* [GOAL OF THE EXERCISE]: Copy out the data exactly, leaving the pictures behind.

* [ITEMS]:
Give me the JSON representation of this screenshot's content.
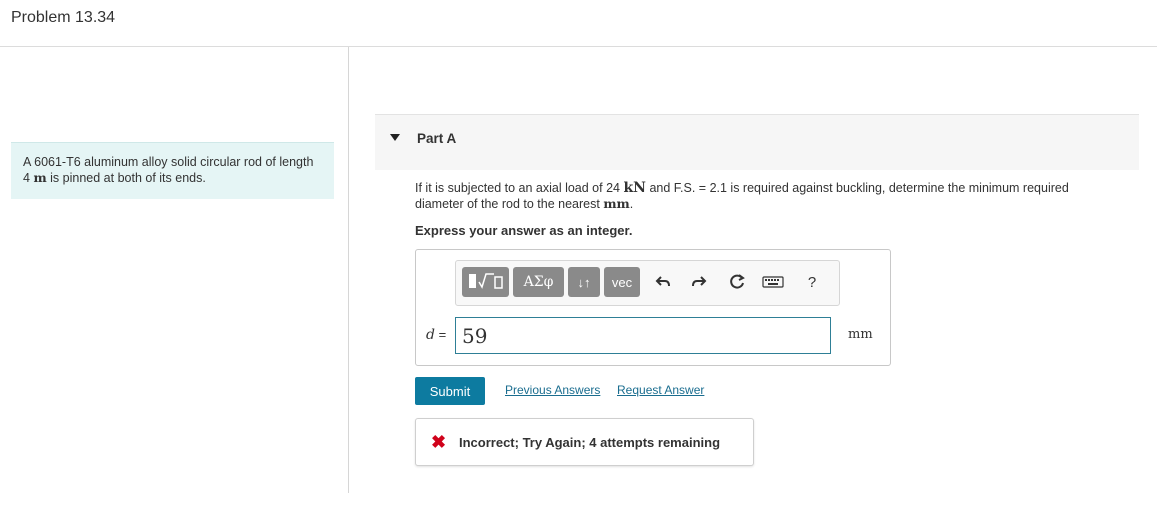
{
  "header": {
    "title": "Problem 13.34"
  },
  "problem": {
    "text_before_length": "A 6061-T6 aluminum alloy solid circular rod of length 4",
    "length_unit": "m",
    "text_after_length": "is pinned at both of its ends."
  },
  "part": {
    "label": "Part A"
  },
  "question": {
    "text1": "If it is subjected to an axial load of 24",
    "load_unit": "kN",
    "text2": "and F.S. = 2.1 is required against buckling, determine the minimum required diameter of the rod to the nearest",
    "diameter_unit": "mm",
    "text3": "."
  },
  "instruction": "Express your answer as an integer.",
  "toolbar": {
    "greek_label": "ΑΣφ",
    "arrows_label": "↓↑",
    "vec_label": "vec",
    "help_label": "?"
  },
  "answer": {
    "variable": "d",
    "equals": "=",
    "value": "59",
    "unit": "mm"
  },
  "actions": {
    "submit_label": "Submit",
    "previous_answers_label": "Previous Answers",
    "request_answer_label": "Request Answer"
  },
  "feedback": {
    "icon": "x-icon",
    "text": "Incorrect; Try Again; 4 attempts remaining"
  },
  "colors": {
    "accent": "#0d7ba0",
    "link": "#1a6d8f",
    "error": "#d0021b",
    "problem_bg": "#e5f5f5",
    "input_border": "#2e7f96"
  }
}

* [SOLUTION TO THIS PROBLEM]:
Give me the JSON representation of this screenshot's content.
{
  "header": {
    "title": "Problem 13.34"
  },
  "problem": {
    "text_before_length": "A 6061-T6 aluminum alloy solid circular rod of length 4",
    "length_unit": "m",
    "text_after_length": "is pinned at both of its ends."
  },
  "part": {
    "label": "Part A"
  },
  "question": {
    "text1": "If it is subjected to an axial load of 24",
    "load_unit": "kN",
    "text2": "and F.S. = 2.1 is required against buckling, determine the minimum required diameter of the rod to the nearest",
    "diameter_unit": "mm",
    "text3": "."
  },
  "instruction": "Express your answer as an integer.",
  "toolbar": {
    "greek_label": "ΑΣφ",
    "arrows_label": "↓↑",
    "vec_label": "vec",
    "help_label": "?"
  },
  "answer": {
    "variable": "d",
    "equals": "=",
    "value": "59",
    "unit": "mm"
  },
  "actions": {
    "submit_label": "Submit",
    "previous_answers_label": "Previous Answers",
    "request_answer_label": "Request Answer"
  },
  "feedback": {
    "icon": "x-icon",
    "text": "Incorrect; Try Again; 4 attempts remaining"
  },
  "colors": {
    "accent": "#0d7ba0",
    "link": "#1a6d8f",
    "error": "#d0021b",
    "problem_bg": "#e5f5f5",
    "input_border": "#2e7f96"
  }
}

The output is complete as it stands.